» AIM OF THE TASK
Filter these entries down to the lines that hold the word "Bengt", and show each of them.

☆ ☆ ☆ ☆ ☆

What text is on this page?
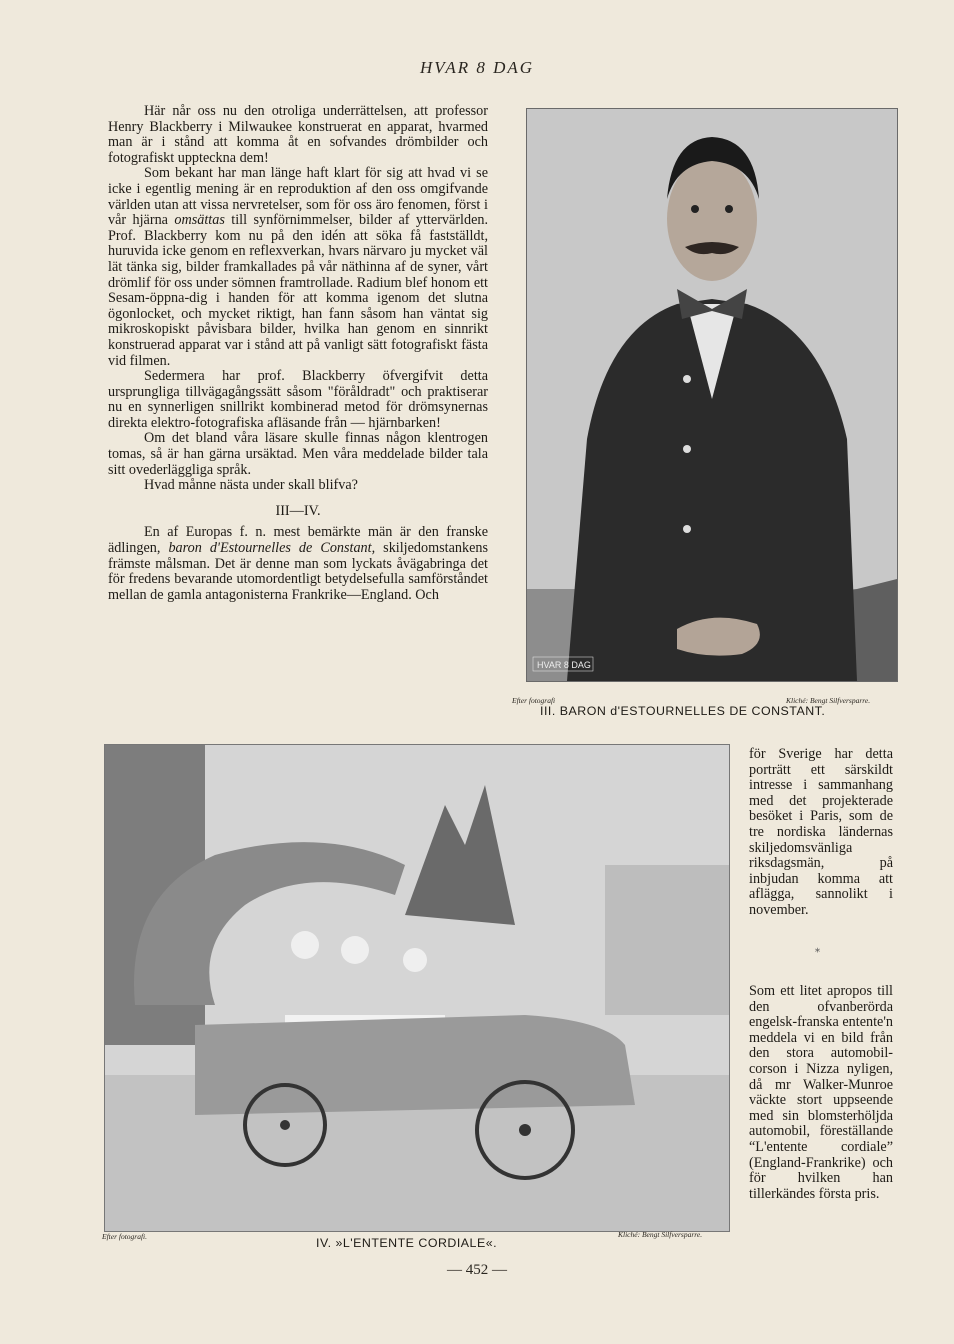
HVAR 8 DAG

Här når oss nu den otroliga underrättelsen, att professor Henry Blackberry i Milwaukee konstruerat en apparat, hvarmed man är i stånd att komma åt en sofvandes drömbilder och fotografiskt uppteckna dem!

Som bekant har man länge haft klart för sig att hvad vi se icke i egentlig mening är en reproduktion af den oss omgifvande världen utan att vissa nervretelser, som för oss äro fenomen, först i vår hjärna omsättas till synförnimmelser, bilder af yttervärlden. Prof. Blackberry kom nu på den idén att söka få fastställdt, huruvida icke genom en reflexverkan, hvars närvaro ju mycket väl lät tänka sig, bilder framkallades på vår näthinna af de syner, vårt drömlif för oss under sömnen framtrollade. Radium blef honom ett Sesam-öppna-dig i handen för att komma igenom det slutna ögonlocket, och mycket riktigt, han fann såsom han väntat sig mikroskopiskt påvisbara bilder, hvilka han genom en sinnrikt konstruerad apparat var i stånd att på vanligt sätt fotografiskt fästa vid filmen.

Sedermera har prof. Blackberry öfvergifvit detta ursprungliga tillvägagångssätt såsom "föråldradt" och praktiserar nu en synnerligen snillrikt kombinerad metod för drömsynernas direkta elektro-fotografiska afläsande från — hjärnbarken!

Om det bland våra läsare skulle finnas någon klentrogen tomas, så är han gärna ursäktad. Men våra meddelade bilder tala sitt ovederläggliga språk.

Hvad månne nästa under skall blifva?

III—IV.

En af Europas f. n. mest bemärkte män är den franske ädlingen, baron d'Estournelles de Constant, skiljedomstankens främste målsman. Det är denne man som lyckats åvägabringa det för fredens bevarande utomordentligt betydelsefulla samförståndet mellan de gamla antagonisterna Frankrike—England. Och

HVAR 8 DAG
Efter fotografi	Kliché: Bengt Silfversparre.
III. BARON d'ESTOURNELLES DE CONSTANT.

för Sverige har detta porträtt ett särskildt intresse i sammanhang med det projekterade besöket i Paris, som de tre nordiska ländernas skiljedomsvänliga riksdagsmän, på inbjudan komma att aflägga, sannolikt i november.

⁎

Som ett litet apropos till den ofvanberörda engelsk-franska entente'n meddela vi en bild från den stora automobil-corson i Nizza nyligen, då mr Walker-Munroe väckte stort uppseende med sin blomsterhöljda automobil, föreställande “L'entente cordiale” (England-Frankrike) och för hvilken han tillerkändes första pris.

Efter fotografi.	Kliché: Bengt Silfversparre.
IV. »L'ENTENTE CORDIALE«.
— 452 —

☆ ☆ ☆ ☆ ☆

» TASK ANSWER
Efter fotografi	Kliché: Bengt Silfversparre.
Efter fotografi.	Kliché: Bengt Silfversparre.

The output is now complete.